- EXTRACTO DEL DOCUMENTO
Sin lugar a dudas que en un mundo, donde el control de las ciencias y la tecnología define directamente las relaciones de dominación entre los países, la participación activa de la universidad, centro y fundamental expresión del pensamiento complejo en nuestro mundo, es imprescindible en la lucha por lograr el tan anhelado equilibrio de poder entre las naciones, de manera que sus relaciones se establecieran en función de los principios de respeto, solidaridad y justicia y no de explotación y dominación de unas culturas por otras.
La Humanidad, en los países desarrollados, cada vez se acerca más a la posibilidad de abandonar los valores existentes de relaciones entre los seres humanos, para asumir sin remordimiento ninguno y sin hipocresías de ninguna clase la deshumanización planetaria y proceder a extinguir o dejar en el abandono absoluto a las mayorías miserables que habitan el mundo (Fuenmayor, 2002:9), las cuales pueden llegar a constituir una amenaza contra la pervivencia del modo de vida de occidente en la forma que hoy lo conocemos.
Ante esta realidad mundial actual, es imposible imaginar que podamos imponer un reto ético contrario al señalado, en el que convoquemos a la formación de un hombre más humano, más racional, más comunicativo, más afectivo, más respetuoso de la realidad (Rodríguez-Arana Muñoz, 1999) sin la colaboración decisiva y la alianza, en ese combate, con el pensamiento avanzado del primer mundo. Y es de eso de lo que se trata cuando coincidimos en el llamado por la construcción de una nueva ética, donde la participación universitaria es fundamental dada sus inmensas facilidades al respecto, por una parte, y por ser centro por excelencia de la creación intelectual en todas sus formas, por la otra. Éste sería el primer gran reto ético de las universidades de los países llamados eufemísticamente “en desarrollo”, entre ellos Venezuela.
Pero para ello, nuestras universidades deben enfrentar sus limitaciones, muchas de ellas de carácter ético, las cuales constituyen un obstáculo gigantesco para convertirse en los centros ideológicos de elaboración alterna ante el proceso de deshumanización puesto en marcha en el planeta desde hace ya algún tiempo. Estas limitaciones (Fuenmayor, 2002:9) comienzan por la nula percepción del problema que se avecina, lo que lleva a la ausencia de preparación y de estudios para enfrentarlo. Hay que hacer concientes a las instituciones, sus autoridades, sus investigadores, sus fuerzas de avanzada, del peligro inminente que correría la especie humana en un proceso que ya se ha iniciado y que tiene como blancos a los habitantes de nuestros países, quienes serían las víctimas de esta nueva limpieza planetaria en función de la necesidad de defender a la cultura superior radicada en Europa, Norteamérica y Australia.
Afortunadamente, en varios países desarrollados se viene dando un movimiento científico muy serio de construcción de una nueva ética de valores superiores a los existentes y ya conocidos, que enfrenta además de manera científica y decidida las tendencias deshumanizadoras en desarrollo en el planeta y coloca la discusión en el centro mismo de esas sociedades, a la par de efectuar todo un magnífico esfuerzo por crear la conciencia debida en los países atrasados, víctimas de las permisividades éticas actuales y con el riesgo de desaparecer ante las tendencias deshumanizadoras en desarrollo.

- INFORMACIÓN PROPORCIONADA

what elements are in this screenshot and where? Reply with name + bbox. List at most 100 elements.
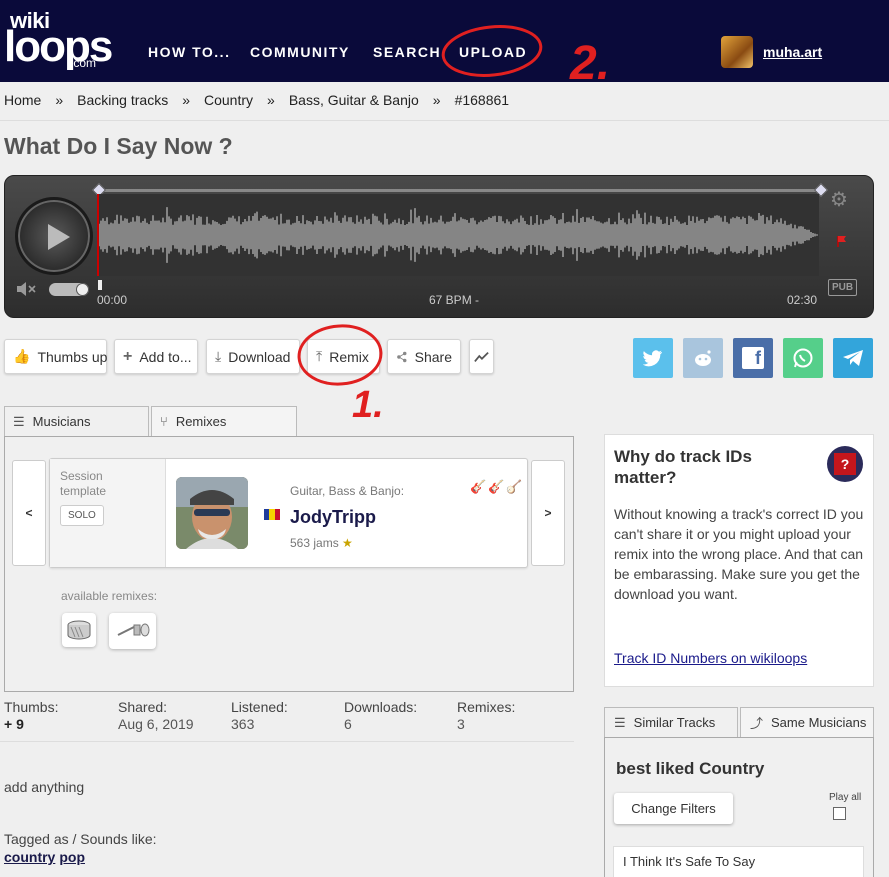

- LO QUE SE PIDE
Reproduce sin cambios el pasaje del fragmento sobre la ética universitaria que va de "La Humanidad, en" a "hoy lo conocemos.". El listado no guarda relación con el fragmento.

- RESULTADO FINAL
La Humanidad, en los países desarrollados, cada vez se acerca más a la posibilidad de abandonar los valores existentes de relaciones entre los seres humanos, para asumir sin remordimiento ninguno y sin hipocresías de ninguna clase la deshumanización planetaria y proceder a extinguir o dejar en el abandono absoluto a las mayorías miserables que habitan el mundo (Fuenmayor, 2002:9), las cuales pueden llegar a constituir una amenaza contra la pervivencia del modo de vida de occidente en la forma que hoy lo conocemos.